* Start Data supplied *
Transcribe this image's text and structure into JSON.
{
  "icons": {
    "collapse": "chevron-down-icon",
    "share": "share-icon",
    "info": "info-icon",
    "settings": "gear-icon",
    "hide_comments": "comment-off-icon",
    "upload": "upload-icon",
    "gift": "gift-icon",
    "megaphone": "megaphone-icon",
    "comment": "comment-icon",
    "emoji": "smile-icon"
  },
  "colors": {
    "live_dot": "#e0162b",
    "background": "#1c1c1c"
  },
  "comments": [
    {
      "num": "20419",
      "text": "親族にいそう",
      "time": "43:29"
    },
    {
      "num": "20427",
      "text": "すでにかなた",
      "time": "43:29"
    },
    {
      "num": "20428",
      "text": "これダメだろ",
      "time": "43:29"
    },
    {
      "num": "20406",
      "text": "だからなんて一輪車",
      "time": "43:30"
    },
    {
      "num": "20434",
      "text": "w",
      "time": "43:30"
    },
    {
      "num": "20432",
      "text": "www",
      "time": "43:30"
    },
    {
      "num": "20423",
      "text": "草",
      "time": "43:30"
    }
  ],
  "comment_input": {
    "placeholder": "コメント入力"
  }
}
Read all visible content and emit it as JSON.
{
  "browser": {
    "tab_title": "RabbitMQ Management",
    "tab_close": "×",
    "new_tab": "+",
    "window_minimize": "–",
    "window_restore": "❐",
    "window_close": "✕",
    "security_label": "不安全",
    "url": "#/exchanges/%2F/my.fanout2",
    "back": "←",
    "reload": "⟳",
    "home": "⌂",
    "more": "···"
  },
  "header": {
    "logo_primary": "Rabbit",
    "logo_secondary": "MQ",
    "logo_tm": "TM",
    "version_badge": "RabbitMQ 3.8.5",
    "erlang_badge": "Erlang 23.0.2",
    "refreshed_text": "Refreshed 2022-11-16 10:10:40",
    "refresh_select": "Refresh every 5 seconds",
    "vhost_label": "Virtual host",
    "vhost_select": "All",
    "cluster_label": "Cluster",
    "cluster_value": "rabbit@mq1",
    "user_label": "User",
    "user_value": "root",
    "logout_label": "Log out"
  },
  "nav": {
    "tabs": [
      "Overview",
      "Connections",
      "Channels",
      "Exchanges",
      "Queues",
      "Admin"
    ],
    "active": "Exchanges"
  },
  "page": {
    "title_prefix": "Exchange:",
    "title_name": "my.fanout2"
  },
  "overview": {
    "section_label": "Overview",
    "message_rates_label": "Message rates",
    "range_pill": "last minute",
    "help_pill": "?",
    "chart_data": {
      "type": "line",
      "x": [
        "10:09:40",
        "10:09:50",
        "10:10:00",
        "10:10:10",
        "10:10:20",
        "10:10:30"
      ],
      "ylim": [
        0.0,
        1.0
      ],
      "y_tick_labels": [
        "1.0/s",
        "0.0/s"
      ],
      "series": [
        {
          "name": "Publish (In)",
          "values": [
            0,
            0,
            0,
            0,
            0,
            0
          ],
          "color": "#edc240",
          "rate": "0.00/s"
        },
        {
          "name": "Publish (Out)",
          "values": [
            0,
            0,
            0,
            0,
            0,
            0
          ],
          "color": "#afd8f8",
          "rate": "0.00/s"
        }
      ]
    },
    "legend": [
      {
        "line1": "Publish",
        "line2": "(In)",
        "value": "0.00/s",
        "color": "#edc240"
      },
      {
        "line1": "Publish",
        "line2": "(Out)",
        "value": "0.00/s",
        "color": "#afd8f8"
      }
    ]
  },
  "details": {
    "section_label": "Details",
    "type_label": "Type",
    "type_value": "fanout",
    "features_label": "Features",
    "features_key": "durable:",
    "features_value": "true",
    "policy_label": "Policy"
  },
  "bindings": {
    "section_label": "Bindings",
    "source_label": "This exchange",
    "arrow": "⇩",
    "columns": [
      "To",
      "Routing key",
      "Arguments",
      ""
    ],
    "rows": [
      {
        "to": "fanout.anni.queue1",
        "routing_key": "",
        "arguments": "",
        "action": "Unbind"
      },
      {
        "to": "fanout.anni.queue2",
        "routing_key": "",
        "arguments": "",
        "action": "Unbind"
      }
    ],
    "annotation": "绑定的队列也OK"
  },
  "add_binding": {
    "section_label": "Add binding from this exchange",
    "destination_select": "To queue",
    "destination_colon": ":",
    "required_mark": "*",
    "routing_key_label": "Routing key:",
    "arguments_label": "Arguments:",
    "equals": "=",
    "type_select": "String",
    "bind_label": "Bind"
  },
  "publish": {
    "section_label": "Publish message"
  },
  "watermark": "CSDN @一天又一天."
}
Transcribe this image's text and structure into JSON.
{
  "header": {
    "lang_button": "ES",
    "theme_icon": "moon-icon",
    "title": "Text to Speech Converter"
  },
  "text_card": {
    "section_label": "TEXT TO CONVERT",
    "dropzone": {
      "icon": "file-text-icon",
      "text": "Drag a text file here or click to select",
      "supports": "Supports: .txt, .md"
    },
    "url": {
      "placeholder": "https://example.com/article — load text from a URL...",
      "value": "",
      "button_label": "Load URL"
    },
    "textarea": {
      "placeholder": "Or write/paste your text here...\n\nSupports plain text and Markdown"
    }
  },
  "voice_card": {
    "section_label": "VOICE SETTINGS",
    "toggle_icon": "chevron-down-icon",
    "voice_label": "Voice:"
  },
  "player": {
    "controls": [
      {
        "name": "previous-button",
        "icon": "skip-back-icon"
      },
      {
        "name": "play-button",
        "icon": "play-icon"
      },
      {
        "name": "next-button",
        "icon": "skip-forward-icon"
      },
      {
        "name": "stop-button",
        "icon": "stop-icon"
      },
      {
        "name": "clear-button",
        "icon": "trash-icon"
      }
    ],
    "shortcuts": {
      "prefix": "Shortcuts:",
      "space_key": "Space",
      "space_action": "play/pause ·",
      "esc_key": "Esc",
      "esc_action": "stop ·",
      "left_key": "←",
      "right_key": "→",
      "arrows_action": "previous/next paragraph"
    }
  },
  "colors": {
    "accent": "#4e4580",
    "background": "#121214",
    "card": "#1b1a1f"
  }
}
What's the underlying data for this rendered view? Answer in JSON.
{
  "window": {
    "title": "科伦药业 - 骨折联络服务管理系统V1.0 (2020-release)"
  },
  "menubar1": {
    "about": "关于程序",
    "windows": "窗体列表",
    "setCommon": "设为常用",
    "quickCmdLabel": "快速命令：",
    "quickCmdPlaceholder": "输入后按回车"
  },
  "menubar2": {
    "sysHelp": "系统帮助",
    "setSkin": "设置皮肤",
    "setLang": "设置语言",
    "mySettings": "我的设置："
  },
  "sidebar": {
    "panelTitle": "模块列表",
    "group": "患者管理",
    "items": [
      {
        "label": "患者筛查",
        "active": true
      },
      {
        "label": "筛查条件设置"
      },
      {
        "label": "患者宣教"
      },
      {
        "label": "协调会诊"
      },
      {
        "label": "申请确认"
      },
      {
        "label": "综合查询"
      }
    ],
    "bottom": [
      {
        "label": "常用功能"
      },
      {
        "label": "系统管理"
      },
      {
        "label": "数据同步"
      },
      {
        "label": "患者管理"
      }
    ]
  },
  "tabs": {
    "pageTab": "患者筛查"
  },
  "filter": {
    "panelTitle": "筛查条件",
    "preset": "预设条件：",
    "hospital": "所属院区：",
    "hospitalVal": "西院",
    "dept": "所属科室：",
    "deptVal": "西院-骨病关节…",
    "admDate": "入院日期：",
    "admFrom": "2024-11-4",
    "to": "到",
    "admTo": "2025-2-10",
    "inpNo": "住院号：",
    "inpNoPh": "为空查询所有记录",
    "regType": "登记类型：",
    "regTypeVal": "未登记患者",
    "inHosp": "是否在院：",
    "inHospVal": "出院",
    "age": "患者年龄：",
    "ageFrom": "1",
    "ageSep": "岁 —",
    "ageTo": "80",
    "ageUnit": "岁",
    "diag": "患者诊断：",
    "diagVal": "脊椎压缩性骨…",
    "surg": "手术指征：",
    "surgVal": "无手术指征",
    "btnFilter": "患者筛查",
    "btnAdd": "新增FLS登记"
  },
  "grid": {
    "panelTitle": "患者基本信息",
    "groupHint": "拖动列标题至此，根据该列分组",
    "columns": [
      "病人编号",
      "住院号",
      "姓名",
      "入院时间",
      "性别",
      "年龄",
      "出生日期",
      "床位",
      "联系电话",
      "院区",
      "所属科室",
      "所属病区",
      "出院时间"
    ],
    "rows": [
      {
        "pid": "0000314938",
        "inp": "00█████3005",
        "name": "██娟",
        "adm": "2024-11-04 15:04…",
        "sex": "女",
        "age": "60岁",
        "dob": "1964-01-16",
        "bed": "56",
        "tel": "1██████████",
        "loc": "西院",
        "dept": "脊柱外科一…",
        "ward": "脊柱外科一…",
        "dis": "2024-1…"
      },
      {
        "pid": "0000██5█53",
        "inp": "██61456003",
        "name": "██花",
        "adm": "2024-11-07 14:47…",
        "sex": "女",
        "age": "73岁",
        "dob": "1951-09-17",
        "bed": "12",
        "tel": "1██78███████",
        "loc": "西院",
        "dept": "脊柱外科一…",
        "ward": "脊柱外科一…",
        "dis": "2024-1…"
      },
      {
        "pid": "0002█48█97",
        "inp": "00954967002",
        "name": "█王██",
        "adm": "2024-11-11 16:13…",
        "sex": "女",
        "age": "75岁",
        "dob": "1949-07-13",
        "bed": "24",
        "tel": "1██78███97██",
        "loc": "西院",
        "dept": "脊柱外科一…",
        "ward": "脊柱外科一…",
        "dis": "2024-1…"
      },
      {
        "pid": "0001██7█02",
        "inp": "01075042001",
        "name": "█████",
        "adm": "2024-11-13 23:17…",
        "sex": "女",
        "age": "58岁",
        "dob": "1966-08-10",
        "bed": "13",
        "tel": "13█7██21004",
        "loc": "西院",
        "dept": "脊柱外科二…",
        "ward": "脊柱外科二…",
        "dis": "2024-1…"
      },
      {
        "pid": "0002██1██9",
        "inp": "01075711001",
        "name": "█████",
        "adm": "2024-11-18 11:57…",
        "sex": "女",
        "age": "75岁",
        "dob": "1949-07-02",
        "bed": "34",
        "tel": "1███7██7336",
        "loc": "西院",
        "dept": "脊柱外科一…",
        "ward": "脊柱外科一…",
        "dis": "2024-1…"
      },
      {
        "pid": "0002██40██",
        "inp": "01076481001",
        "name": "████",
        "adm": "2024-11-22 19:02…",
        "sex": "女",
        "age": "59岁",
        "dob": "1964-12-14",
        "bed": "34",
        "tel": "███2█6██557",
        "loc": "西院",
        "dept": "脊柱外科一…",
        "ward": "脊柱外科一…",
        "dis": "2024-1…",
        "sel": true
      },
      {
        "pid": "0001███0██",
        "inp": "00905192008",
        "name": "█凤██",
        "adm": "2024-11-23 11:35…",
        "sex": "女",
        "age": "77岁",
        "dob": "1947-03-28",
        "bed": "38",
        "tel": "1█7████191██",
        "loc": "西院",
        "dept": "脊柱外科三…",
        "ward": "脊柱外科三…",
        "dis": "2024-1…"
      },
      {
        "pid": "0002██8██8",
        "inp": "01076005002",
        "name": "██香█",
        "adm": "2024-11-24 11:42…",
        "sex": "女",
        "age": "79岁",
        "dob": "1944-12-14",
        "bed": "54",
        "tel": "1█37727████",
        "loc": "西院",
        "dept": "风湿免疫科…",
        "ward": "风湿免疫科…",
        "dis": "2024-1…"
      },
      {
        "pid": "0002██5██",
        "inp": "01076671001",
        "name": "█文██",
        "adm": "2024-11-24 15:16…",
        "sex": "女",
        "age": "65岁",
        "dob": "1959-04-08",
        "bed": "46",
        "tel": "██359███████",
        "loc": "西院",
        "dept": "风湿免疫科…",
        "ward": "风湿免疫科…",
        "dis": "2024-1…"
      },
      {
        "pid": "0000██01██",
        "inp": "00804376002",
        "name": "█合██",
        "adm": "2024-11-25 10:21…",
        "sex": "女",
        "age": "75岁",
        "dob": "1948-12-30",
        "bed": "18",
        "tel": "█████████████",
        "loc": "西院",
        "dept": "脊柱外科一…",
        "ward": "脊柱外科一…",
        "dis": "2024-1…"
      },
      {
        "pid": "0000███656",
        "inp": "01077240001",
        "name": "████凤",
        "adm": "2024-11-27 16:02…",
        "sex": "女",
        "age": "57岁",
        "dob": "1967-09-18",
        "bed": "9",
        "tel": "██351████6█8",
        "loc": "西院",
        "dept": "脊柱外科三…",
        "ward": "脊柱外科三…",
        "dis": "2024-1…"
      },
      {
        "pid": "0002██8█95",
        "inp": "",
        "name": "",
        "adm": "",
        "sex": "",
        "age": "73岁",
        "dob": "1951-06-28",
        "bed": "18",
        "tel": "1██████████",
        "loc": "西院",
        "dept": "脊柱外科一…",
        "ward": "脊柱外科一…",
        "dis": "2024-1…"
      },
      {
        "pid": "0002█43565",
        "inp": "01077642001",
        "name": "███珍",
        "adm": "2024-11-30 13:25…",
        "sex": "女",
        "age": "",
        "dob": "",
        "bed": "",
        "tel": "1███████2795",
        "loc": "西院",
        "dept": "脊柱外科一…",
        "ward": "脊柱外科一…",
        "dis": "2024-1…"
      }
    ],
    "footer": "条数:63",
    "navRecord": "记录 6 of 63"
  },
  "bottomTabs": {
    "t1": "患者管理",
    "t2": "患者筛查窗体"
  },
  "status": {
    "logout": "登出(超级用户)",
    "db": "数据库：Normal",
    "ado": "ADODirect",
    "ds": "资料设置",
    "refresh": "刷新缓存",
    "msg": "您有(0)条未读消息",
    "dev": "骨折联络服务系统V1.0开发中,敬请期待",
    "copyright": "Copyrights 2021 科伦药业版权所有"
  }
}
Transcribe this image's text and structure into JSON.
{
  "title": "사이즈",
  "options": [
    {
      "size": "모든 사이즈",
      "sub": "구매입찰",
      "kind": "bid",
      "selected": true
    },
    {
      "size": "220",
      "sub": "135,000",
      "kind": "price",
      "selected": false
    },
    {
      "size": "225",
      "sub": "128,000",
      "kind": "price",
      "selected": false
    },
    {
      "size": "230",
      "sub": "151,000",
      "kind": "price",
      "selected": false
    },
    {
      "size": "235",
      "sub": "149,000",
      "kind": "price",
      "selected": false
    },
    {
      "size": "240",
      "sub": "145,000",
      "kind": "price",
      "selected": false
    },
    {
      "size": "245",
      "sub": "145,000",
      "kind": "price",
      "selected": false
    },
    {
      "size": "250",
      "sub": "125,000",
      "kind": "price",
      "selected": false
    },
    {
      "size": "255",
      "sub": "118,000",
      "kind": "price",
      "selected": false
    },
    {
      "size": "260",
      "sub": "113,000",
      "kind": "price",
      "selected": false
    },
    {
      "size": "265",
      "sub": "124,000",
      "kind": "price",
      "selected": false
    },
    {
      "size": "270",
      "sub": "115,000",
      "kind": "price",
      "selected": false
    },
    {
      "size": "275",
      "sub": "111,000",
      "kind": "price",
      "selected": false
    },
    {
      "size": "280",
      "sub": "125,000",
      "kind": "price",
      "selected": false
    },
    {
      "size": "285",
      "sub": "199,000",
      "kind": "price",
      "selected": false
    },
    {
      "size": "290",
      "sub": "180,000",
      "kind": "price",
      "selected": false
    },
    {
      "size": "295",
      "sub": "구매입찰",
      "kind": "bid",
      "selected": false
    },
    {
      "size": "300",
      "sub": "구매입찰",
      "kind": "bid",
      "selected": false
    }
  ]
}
* End Data supplied *
§ **Exercise aim**: Your answer should be a single number: the count of lines that contain "true".

§ **Response below**: 4